╭──

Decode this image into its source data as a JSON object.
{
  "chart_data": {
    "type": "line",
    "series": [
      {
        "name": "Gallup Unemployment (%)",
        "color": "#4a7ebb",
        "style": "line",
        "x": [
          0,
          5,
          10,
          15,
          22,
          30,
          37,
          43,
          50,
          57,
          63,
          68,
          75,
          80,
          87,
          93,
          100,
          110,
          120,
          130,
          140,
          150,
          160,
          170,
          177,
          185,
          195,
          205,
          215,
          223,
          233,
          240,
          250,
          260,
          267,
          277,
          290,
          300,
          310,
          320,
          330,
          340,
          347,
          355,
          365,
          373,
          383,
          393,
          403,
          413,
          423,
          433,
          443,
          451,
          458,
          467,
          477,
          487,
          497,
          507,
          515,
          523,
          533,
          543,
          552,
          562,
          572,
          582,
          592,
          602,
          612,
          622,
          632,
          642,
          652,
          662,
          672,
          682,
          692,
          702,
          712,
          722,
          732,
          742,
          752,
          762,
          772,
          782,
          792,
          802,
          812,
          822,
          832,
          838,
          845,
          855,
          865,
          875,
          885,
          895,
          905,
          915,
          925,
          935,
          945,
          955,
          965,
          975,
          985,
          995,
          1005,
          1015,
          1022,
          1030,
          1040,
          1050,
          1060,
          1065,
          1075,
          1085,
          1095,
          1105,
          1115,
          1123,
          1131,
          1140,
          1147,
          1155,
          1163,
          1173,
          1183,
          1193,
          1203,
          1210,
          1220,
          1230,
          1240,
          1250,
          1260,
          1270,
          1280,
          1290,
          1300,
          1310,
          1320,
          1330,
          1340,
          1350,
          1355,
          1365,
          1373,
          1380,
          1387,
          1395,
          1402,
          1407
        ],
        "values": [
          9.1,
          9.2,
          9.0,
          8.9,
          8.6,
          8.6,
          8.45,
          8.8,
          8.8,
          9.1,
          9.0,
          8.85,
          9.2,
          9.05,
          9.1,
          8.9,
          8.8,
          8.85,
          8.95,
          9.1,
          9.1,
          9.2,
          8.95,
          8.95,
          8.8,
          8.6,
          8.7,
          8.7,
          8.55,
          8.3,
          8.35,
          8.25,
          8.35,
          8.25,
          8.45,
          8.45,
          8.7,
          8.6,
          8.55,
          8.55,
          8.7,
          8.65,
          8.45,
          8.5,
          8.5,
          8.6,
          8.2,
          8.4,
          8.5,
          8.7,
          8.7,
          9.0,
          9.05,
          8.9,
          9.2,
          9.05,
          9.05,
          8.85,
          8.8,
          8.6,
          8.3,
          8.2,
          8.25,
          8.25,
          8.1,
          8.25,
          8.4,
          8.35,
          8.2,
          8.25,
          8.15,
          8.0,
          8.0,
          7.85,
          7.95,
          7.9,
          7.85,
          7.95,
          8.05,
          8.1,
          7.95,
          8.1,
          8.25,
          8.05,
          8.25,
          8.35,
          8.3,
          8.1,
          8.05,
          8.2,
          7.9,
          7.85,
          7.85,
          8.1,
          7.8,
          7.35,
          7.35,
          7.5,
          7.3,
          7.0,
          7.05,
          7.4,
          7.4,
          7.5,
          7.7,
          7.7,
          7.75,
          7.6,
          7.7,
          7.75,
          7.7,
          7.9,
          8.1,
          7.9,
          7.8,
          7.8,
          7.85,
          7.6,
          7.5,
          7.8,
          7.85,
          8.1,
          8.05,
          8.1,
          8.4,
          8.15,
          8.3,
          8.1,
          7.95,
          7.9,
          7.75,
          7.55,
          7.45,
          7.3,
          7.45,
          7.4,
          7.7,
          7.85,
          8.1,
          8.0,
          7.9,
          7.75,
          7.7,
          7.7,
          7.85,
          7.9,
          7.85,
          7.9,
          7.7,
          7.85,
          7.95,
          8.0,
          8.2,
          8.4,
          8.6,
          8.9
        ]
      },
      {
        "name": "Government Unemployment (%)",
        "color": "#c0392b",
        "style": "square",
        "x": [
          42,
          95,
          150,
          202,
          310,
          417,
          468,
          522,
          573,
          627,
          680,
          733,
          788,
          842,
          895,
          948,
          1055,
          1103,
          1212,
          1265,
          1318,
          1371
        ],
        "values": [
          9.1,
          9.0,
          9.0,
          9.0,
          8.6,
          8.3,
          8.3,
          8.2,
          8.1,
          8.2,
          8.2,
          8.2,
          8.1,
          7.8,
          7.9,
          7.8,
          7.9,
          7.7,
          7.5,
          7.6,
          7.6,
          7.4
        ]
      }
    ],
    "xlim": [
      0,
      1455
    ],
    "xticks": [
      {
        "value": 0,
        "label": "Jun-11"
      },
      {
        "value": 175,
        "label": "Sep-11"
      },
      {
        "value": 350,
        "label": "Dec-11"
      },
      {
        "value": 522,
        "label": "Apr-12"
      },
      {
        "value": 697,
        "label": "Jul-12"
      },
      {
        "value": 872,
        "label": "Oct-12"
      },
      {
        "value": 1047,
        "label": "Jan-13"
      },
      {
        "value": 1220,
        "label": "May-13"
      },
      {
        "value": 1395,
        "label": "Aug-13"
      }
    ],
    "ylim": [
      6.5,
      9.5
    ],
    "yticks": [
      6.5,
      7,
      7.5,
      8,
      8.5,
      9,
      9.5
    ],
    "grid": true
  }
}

╰──

** WHAT TO WORK ON **
The records above should all be quoted exactly, please.

** SOLUTION FOR THIS EXERCISE **
Decode this image into its source data as a JSON object.
{
  "chart_data": {
    "type": "line",
    "series": [
      {
        "name": "Gallup Unemployment (%)",
        "color": "#4a7ebb",
        "style": "line",
        "x": [
          0,
          5,
          10,
          15,
          22,
          30,
          37,
          43,
          50,
          57,
          63,
          68,
          75,
          80,
          87,
          93,
          100,
          110,
          120,
          130,
          140,
          150,
          160,
          170,
          177,
          185,
          195,
          205,
          215,
          223,
          233,
          240,
          250,
          260,
          267,
          277,
          290,
          300,
          310,
          320,
          330,
          340,
          347,
          355,
          365,
          373,
          383,
          393,
          403,
          413,
          423,
          433,
          443,
          451,
          458,
          467,
          477,
          487,
          497,
          507,
          515,
          523,
          533,
          543,
          552,
          562,
          572,
          582,
          592,
          602,
          612,
          622,
          632,
          642,
          652,
          662,
          672,
          682,
          692,
          702,
          712,
          722,
          732,
          742,
          752,
          762,
          772,
          782,
          792,
          802,
          812,
          822,
          832,
          838,
          845,
          855,
          865,
          875,
          885,
          895,
          905,
          915,
          925,
          935,
          945,
          955,
          965,
          975,
          985,
          995,
          1005,
          1015,
          1022,
          1030,
          1040,
          1050,
          1060,
          1065,
          1075,
          1085,
          1095,
          1105,
          1115,
          1123,
          1131,
          1140,
          1147,
          1155,
          1163,
          1173,
          1183,
          1193,
          1203,
          1210,
          1220,
          1230,
          1240,
          1250,
          1260,
          1270,
          1280,
          1290,
          1300,
          1310,
          1320,
          1330,
          1340,
          1350,
          1355,
          1365,
          1373,
          1380,
          1387,
          1395,
          1402,
          1407
        ],
        "values": [
          9.1,
          9.2,
          9.0,
          8.9,
          8.6,
          8.6,
          8.45,
          8.8,
          8.8,
          9.1,
          9.0,
          8.85,
          9.2,
          9.05,
          9.1,
          8.9,
          8.8,
          8.85,
          8.95,
          9.1,
          9.1,
          9.2,
          8.95,
          8.95,
          8.8,
          8.6,
          8.7,
          8.7,
          8.55,
          8.3,
          8.35,
          8.25,
          8.35,
          8.25,
          8.45,
          8.45,
          8.7,
          8.6,
          8.55,
          8.55,
          8.7,
          8.65,
          8.45,
          8.5,
          8.5,
          8.6,
          8.2,
          8.4,
          8.5,
          8.7,
          8.7,
          9.0,
          9.05,
          8.9,
          9.2,
          9.05,
          9.05,
          8.85,
          8.8,
          8.6,
          8.3,
          8.2,
          8.25,
          8.25,
          8.1,
          8.25,
          8.4,
          8.35,
          8.2,
          8.25,
          8.15,
          8.0,
          8.0,
          7.85,
          7.95,
          7.9,
          7.85,
          7.95,
          8.05,
          8.1,
          7.95,
          8.1,
          8.25,
          8.05,
          8.25,
          8.35,
          8.3,
          8.1,
          8.05,
          8.2,
          7.9,
          7.85,
          7.85,
          8.1,
          7.8,
          7.35,
          7.35,
          7.5,
          7.3,
          7.0,
          7.05,
          7.4,
          7.4,
          7.5,
          7.7,
          7.7,
          7.75,
          7.6,
          7.7,
          7.75,
          7.7,
          7.9,
          8.1,
          7.9,
          7.8,
          7.8,
          7.85,
          7.6,
          7.5,
          7.8,
          7.85,
          8.1,
          8.05,
          8.1,
          8.4,
          8.15,
          8.3,
          8.1,
          7.95,
          7.9,
          7.75,
          7.55,
          7.45,
          7.3,
          7.45,
          7.4,
          7.7,
          7.85,
          8.1,
          8.0,
          7.9,
          7.75,
          7.7,
          7.7,
          7.85,
          7.9,
          7.85,
          7.9,
          7.7,
          7.85,
          7.95,
          8.0,
          8.2,
          8.4,
          8.6,
          8.9
        ]
      },
      {
        "name": "Government Unemployment (%)",
        "color": "#c0392b",
        "style": "square",
        "x": [
          42,
          95,
          150,
          202,
          310,
          417,
          468,
          522,
          573,
          627,
          680,
          733,
          788,
          842,
          895,
          948,
          1055,
          1103,
          1212,
          1265,
          1318,
          1371
        ],
        "values": [
          9.1,
          9.0,
          9.0,
          9.0,
          8.6,
          8.3,
          8.3,
          8.2,
          8.1,
          8.2,
          8.2,
          8.2,
          8.1,
          7.8,
          7.9,
          7.8,
          7.9,
          7.7,
          7.5,
          7.6,
          7.6,
          7.4
        ]
      }
    ],
    "xlim": [
      0,
      1455
    ],
    "xticks": [
      {
        "value": 0,
        "label": "Jun-11"
      },
      {
        "value": 175,
        "label": "Sep-11"
      },
      {
        "value": 350,
        "label": "Dec-11"
      },
      {
        "value": 522,
        "label": "Apr-12"
      },
      {
        "value": 697,
        "label": "Jul-12"
      },
      {
        "value": 872,
        "label": "Oct-12"
      },
      {
        "value": 1047,
        "label": "Jan-13"
      },
      {
        "value": 1220,
        "label": "May-13"
      },
      {
        "value": 1395,
        "label": "Aug-13"
      }
    ],
    "ylim": [
      6.5,
      9.5
    ],
    "yticks": [
      6.5,
      7,
      7.5,
      8,
      8.5,
      9,
      9.5
    ],
    "grid": true
  }
}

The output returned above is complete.